GIVEN INSTRUCTION: Write out every line below that includes the word "colorbar".

━━━ INPUT MATERIAL ━━━

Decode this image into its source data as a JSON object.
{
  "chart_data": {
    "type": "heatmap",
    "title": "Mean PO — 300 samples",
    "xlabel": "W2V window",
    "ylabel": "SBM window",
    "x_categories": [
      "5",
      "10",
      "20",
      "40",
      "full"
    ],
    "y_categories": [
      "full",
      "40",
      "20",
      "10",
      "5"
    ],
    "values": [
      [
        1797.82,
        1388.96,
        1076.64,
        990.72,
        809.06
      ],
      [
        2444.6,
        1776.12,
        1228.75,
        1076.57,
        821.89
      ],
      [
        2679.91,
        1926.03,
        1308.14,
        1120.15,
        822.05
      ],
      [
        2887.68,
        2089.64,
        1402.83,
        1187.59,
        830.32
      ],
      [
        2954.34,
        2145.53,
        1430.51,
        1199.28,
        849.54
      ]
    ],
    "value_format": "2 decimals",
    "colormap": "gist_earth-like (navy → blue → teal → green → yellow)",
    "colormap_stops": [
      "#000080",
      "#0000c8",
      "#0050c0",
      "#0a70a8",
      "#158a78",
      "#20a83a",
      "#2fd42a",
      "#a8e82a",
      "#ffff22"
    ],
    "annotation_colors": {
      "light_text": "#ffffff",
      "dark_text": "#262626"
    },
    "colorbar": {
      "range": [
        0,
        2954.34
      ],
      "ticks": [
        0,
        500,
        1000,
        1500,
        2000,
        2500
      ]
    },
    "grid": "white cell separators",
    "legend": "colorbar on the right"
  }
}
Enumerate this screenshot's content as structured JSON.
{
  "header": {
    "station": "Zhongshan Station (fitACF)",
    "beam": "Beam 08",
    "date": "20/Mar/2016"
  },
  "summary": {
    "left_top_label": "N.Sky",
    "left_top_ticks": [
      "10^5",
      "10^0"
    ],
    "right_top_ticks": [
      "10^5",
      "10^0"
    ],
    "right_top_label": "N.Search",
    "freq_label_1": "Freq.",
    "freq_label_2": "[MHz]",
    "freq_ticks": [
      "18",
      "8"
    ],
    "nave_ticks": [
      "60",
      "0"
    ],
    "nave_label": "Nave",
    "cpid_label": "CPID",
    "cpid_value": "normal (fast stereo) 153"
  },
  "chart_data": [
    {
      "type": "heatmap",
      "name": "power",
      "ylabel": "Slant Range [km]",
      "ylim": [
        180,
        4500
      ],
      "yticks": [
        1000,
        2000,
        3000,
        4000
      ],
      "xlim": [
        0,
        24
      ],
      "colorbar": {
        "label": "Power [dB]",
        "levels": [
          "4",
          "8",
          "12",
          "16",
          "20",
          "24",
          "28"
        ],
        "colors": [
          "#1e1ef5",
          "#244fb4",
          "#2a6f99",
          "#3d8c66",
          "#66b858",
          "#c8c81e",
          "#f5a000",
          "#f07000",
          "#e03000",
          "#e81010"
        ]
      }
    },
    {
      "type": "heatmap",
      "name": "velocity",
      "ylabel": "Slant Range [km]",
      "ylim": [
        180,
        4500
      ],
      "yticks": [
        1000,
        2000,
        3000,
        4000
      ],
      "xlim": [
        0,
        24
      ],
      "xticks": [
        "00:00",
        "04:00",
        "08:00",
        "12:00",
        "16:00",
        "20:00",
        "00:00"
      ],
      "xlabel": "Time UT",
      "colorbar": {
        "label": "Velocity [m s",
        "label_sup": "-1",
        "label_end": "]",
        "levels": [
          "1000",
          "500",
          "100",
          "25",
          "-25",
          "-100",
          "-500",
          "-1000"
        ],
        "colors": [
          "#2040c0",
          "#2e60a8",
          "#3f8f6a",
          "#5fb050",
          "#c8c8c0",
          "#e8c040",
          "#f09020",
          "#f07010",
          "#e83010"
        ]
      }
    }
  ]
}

━━━

EXERCISE RESPONSE:
    "colorbar": {
    "legend": "colorbar on the right"
      "colorbar": {
      "colorbar": {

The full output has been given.